He was the only child and didn't want any responsiblity in life.

 

He lived in thier home and lived off of them working odd jobs off and on until he was about 30.

 

When they began to get sick, he started making excuses to leave them and move out.

 

He was the only child, when he mother got sick and signed his name on her bank account, he quit working all together and started taking large sums of money out her account lying to her about it and even took a trip out the country 2 weeks before she died.

He barely visited her in the hospital and even took the phone off the hook while she was laying sick in the hospital so he couldn't here that his mother had died.

 

 

When his father became ill around the same time he didn't want the responsibility of getting him out the hospital to care for him, but reluctantly did.

He then got his father to sign over money in HIS bank account too, used his money, got his father to put his name on the deed of the house....and even left his father alone several times in an attempt to abandon him but kept coming back.

 

He inherited his mother's and father's car not having established credit or holding down a job to buy his own.

======

# [Work to complete]
**A.** According to the account of the only child, what did he inherit from his mother and father?
**B.** Decide whether each statement agrees with the account of the only child, answering yes or no and quoting the deciding words: (i) He left the country shortly before his mother died. (ii) He refused to take his father out of the hospital. (iii) He got his name put on the deed of the house.
**C.** Using the account of the only child, explain why he took the phone off the hook while his mother was sick in the hospital.
The listing after this text is not needed.

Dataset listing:
======

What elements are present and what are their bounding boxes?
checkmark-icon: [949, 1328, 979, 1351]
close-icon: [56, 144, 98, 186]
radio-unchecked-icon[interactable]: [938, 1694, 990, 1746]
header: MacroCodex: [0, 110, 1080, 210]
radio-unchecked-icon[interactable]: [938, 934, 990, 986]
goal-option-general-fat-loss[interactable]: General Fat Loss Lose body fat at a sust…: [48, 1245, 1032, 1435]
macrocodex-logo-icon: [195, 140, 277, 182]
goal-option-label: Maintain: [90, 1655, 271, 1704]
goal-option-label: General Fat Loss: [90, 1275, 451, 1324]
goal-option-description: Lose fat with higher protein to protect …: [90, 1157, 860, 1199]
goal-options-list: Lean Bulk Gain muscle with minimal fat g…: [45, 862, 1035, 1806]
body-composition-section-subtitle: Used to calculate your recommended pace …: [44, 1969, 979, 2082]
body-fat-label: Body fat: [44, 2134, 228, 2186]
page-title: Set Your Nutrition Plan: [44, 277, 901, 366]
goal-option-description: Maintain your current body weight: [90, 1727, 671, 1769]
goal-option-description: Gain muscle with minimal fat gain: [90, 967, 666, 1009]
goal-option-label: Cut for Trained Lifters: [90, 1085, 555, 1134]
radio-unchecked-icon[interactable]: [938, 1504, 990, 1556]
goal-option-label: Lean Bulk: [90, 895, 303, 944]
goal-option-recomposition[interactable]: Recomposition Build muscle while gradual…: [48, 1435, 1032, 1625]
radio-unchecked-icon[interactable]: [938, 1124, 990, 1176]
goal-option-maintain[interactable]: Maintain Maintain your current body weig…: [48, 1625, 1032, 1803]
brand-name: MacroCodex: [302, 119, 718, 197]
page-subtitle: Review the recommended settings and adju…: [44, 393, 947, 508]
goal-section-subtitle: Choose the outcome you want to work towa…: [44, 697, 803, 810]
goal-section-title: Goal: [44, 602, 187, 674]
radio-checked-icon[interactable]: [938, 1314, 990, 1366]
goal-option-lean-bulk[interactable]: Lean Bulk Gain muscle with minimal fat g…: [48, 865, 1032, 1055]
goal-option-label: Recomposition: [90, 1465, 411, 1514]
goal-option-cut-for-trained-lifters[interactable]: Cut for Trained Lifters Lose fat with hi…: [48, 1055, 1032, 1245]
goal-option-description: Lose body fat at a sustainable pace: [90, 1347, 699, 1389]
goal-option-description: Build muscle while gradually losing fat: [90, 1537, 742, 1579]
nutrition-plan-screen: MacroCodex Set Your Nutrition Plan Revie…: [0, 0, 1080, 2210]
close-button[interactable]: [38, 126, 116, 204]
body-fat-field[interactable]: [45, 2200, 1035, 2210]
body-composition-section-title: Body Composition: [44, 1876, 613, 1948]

======

# [Answers for the tasks]
**A.** He inherited his mother's and father's car.

**B.**
(i) Yes: "even took a trip out the country 2 weeks before she died."
(ii) No: "he didn't want the responsibility of getting him out the hospital to care for him, but reluctantly did."
(iii) Yes: "got his father to put his name on the deed of the house."

**C.** He took the phone off the hook so that he would not hear the news that his mother had died.